WHAT TO DO ▸
Copy every line of the records below, leaving each one unchanged.

#####

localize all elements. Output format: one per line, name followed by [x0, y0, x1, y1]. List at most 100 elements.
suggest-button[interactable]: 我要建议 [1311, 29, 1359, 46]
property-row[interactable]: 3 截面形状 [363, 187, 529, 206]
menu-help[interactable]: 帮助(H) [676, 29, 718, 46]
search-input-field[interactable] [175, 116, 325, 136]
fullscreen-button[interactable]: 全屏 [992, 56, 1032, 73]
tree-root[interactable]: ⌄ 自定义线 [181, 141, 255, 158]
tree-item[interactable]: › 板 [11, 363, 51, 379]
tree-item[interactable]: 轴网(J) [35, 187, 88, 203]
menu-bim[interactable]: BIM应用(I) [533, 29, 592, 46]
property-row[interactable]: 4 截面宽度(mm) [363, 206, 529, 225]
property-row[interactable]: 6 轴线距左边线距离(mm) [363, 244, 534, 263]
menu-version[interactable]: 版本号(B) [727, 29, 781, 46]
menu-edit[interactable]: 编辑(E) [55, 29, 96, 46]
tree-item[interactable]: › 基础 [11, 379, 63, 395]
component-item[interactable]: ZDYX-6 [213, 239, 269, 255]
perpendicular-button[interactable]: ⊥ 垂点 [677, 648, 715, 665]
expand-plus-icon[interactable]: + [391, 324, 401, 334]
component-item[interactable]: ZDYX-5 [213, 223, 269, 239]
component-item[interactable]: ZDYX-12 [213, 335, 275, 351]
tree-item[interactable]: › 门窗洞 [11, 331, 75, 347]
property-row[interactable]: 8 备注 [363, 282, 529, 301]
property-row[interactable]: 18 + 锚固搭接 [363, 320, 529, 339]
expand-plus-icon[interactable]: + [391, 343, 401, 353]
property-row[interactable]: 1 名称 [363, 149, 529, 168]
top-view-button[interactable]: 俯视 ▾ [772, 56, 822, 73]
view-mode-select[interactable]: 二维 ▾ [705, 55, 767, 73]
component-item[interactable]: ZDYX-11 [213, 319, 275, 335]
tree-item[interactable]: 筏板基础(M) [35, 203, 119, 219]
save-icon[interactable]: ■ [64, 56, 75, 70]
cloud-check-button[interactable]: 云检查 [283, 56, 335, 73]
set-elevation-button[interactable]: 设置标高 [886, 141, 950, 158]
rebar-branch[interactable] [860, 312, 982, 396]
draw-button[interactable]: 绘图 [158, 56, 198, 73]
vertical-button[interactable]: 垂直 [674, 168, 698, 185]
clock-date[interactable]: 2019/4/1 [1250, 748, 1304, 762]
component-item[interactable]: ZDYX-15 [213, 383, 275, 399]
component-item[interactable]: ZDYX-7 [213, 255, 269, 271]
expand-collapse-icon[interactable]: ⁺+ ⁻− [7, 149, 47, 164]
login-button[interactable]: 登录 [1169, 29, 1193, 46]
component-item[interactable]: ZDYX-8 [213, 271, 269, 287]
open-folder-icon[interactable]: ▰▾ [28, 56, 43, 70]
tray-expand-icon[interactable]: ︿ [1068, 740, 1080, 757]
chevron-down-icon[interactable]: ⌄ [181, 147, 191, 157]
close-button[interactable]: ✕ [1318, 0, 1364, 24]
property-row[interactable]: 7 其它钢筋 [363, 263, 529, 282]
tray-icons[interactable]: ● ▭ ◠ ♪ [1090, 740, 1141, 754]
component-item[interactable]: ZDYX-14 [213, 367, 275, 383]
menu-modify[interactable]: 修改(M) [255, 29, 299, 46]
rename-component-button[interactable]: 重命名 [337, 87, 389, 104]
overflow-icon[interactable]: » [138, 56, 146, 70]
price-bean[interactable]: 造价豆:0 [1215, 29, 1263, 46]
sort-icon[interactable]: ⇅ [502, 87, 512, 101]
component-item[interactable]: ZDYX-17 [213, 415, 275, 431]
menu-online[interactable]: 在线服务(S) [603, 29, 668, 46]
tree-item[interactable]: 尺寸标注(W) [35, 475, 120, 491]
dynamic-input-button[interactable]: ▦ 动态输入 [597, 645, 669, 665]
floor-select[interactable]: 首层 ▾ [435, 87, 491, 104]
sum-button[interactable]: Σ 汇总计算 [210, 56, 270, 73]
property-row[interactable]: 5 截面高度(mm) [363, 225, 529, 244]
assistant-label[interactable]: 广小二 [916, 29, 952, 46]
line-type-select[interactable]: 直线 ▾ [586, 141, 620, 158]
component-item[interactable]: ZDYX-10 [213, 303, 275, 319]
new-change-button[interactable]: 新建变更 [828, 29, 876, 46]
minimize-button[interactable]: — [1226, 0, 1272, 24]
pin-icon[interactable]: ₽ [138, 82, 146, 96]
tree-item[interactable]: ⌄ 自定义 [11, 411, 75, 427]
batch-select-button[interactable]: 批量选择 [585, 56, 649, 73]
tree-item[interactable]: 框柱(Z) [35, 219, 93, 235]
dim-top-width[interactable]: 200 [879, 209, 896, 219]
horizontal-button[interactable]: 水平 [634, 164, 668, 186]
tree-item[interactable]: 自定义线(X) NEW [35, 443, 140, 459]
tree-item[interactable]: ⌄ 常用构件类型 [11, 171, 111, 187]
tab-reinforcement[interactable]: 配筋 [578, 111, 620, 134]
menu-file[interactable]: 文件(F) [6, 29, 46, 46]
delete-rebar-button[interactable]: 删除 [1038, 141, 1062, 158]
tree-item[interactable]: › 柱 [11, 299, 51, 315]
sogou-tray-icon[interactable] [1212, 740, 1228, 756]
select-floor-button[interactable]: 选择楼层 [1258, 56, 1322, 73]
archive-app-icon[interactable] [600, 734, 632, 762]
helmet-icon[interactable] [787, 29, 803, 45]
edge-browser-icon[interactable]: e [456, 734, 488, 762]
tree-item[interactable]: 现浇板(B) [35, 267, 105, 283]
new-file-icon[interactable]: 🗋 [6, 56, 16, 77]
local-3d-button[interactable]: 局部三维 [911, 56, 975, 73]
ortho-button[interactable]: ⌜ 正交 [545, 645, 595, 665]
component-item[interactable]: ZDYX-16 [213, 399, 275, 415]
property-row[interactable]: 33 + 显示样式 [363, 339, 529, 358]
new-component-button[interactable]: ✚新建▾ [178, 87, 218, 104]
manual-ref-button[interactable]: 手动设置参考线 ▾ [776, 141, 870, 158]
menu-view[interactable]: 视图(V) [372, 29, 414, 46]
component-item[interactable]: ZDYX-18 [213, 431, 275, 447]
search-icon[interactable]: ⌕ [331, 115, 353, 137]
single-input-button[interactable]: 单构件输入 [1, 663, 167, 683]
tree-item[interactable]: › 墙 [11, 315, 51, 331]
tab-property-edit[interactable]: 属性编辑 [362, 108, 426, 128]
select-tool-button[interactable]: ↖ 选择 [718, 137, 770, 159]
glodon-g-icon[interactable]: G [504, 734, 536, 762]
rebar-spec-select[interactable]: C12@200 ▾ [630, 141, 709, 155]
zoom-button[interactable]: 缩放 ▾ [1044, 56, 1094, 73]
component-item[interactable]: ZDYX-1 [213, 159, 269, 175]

#####

CORRECT ANSWER ▸
localize all elements. Output format: one per line, name followed by [x0, y0, x1, y1]. List at most 100 elements.
suggest-button[interactable]: 我要建议 [1311, 29, 1359, 46]
property-row[interactable]: 3 截面形状 [363, 187, 529, 206]
menu-help[interactable]: 帮助(H) [676, 29, 718, 46]
search-input-field[interactable] [175, 116, 325, 136]
fullscreen-button[interactable]: 全屏 [992, 56, 1032, 73]
tree-root[interactable]: ⌄ 自定义线 [181, 141, 255, 158]
tree-item[interactable]: › 板 [11, 363, 51, 379]
tree-item[interactable]: 轴网(J) [35, 187, 88, 203]
menu-bim[interactable]: BIM应用(I) [533, 29, 592, 46]
property-row[interactable]: 4 截面宽度(mm) [363, 206, 529, 225]
property-row[interactable]: 6 轴线距左边线距离(mm) [363, 244, 534, 263]
menu-version[interactable]: 版本号(B) [727, 29, 781, 46]
menu-edit[interactable]: 编辑(E) [55, 29, 96, 46]
tree-item[interactable]: › 基础 [11, 379, 63, 395]
component-item[interactable]: ZDYX-6 [213, 239, 269, 255]
perpendicular-button[interactable]: ⊥ 垂点 [677, 648, 715, 665]
expand-plus-icon[interactable]: + [391, 324, 401, 334]
component-item[interactable]: ZDYX-5 [213, 223, 269, 239]
component-item[interactable]: ZDYX-12 [213, 335, 275, 351]
tree-item[interactable]: › 门窗洞 [11, 331, 75, 347]
property-row[interactable]: 8 备注 [363, 282, 529, 301]
property-row[interactable]: 18 + 锚固搭接 [363, 320, 529, 339]
expand-plus-icon[interactable]: + [391, 343, 401, 353]
property-row[interactable]: 1 名称 [363, 149, 529, 168]
top-view-button[interactable]: 俯视 ▾ [772, 56, 822, 73]
view-mode-select[interactable]: 二维 ▾ [705, 55, 767, 73]
component-item[interactable]: ZDYX-11 [213, 319, 275, 335]
tree-item[interactable]: 筏板基础(M) [35, 203, 119, 219]
save-icon[interactable]: ■ [64, 56, 75, 70]
cloud-check-button[interactable]: 云检查 [283, 56, 335, 73]
set-elevation-button[interactable]: 设置标高 [886, 141, 950, 158]
rebar-branch[interactable] [860, 312, 982, 396]
draw-button[interactable]: 绘图 [158, 56, 198, 73]
vertical-button[interactable]: 垂直 [674, 168, 698, 185]
clock-date[interactable]: 2019/4/1 [1250, 748, 1304, 762]
component-item[interactable]: ZDYX-15 [213, 383, 275, 399]
component-item[interactable]: ZDYX-7 [213, 255, 269, 271]
expand-collapse-icon[interactable]: ⁺+ ⁻− [7, 149, 47, 164]
login-button[interactable]: 登录 [1169, 29, 1193, 46]
component-item[interactable]: ZDYX-8 [213, 271, 269, 287]
open-folder-icon[interactable]: ▰▾ [28, 56, 43, 70]
tray-expand-icon[interactable]: ︿ [1068, 740, 1080, 757]
chevron-down-icon[interactable]: ⌄ [181, 147, 191, 157]
close-button[interactable]: ✕ [1318, 0, 1364, 24]
property-row[interactable]: 7 其它钢筋 [363, 263, 529, 282]
tray-icons[interactable]: ● ▭ ◠ ♪ [1090, 740, 1141, 754]
component-item[interactable]: ZDYX-14 [213, 367, 275, 383]
menu-modify[interactable]: 修改(M) [255, 29, 299, 46]
rename-component-button[interactable]: 重命名 [337, 87, 389, 104]
overflow-icon[interactable]: » [138, 56, 146, 70]
price-bean[interactable]: 造价豆:0 [1215, 29, 1263, 46]
sort-icon[interactable]: ⇅ [502, 87, 512, 101]
component-item[interactable]: ZDYX-17 [213, 415, 275, 431]
menu-online[interactable]: 在线服务(S) [603, 29, 668, 46]
tree-item[interactable]: 尺寸标注(W) [35, 475, 120, 491]
dynamic-input-button[interactable]: ▦ 动态输入 [597, 645, 669, 665]
floor-select[interactable]: 首层 ▾ [435, 87, 491, 104]
sum-button[interactable]: Σ 汇总计算 [210, 56, 270, 73]
property-row[interactable]: 5 截面高度(mm) [363, 225, 529, 244]
assistant-label[interactable]: 广小二 [916, 29, 952, 46]
line-type-select[interactable]: 直线 ▾ [586, 141, 620, 158]
component-item[interactable]: ZDYX-10 [213, 303, 275, 319]
new-change-button[interactable]: 新建变更 [828, 29, 876, 46]
minimize-button[interactable]: — [1226, 0, 1272, 24]
pin-icon[interactable]: ₽ [138, 82, 146, 96]
tree-item[interactable]: ⌄ 自定义 [11, 411, 75, 427]
batch-select-button[interactable]: 批量选择 [585, 56, 649, 73]
tree-item[interactable]: 框柱(Z) [35, 219, 93, 235]
dim-top-width[interactable]: 200 [879, 209, 896, 219]
horizontal-button[interactable]: 水平 [634, 164, 668, 186]
tree-item[interactable]: 自定义线(X) NEW [35, 443, 140, 459]
tree-item[interactable]: ⌄ 常用构件类型 [11, 171, 111, 187]
tab-reinforcement[interactable]: 配筋 [578, 111, 620, 134]
menu-file[interactable]: 文件(F) [6, 29, 46, 46]
delete-rebar-button[interactable]: 删除 [1038, 141, 1062, 158]
tree-item[interactable]: › 柱 [11, 299, 51, 315]
sogou-tray-icon[interactable] [1212, 740, 1228, 756]
select-floor-button[interactable]: 选择楼层 [1258, 56, 1322, 73]
archive-app-icon[interactable] [600, 734, 632, 762]
helmet-icon[interactable] [787, 29, 803, 45]
edge-browser-icon[interactable]: e [456, 734, 488, 762]
tree-item[interactable]: 现浇板(B) [35, 267, 105, 283]
new-file-icon[interactable]: 🗋 [6, 56, 16, 77]
local-3d-button[interactable]: 局部三维 [911, 56, 975, 73]
ortho-button[interactable]: ⌜ 正交 [545, 645, 595, 665]
component-item[interactable]: ZDYX-16 [213, 399, 275, 415]
property-row[interactable]: 33 + 显示样式 [363, 339, 529, 358]
new-component-button[interactable]: ✚新建▾ [178, 87, 218, 104]
manual-ref-button[interactable]: 手动设置参考线 ▾ [776, 141, 870, 158]
menu-view[interactable]: 视图(V) [372, 29, 414, 46]
component-item[interactable]: ZDYX-18 [213, 431, 275, 447]
search-icon[interactable]: ⌕ [331, 115, 353, 137]
single-input-button[interactable]: 单构件输入 [1, 663, 167, 683]
tree-item[interactable]: › 墙 [11, 315, 51, 331]
tab-property-edit[interactable]: 属性编辑 [362, 108, 426, 128]
select-tool-button[interactable]: ↖ 选择 [718, 137, 770, 159]
glodon-g-icon[interactable]: G [504, 734, 536, 762]
rebar-spec-select[interactable]: C12@200 ▾ [630, 141, 709, 155]
zoom-button[interactable]: 缩放 ▾ [1044, 56, 1094, 73]
component-item[interactable]: ZDYX-1 [213, 159, 269, 175]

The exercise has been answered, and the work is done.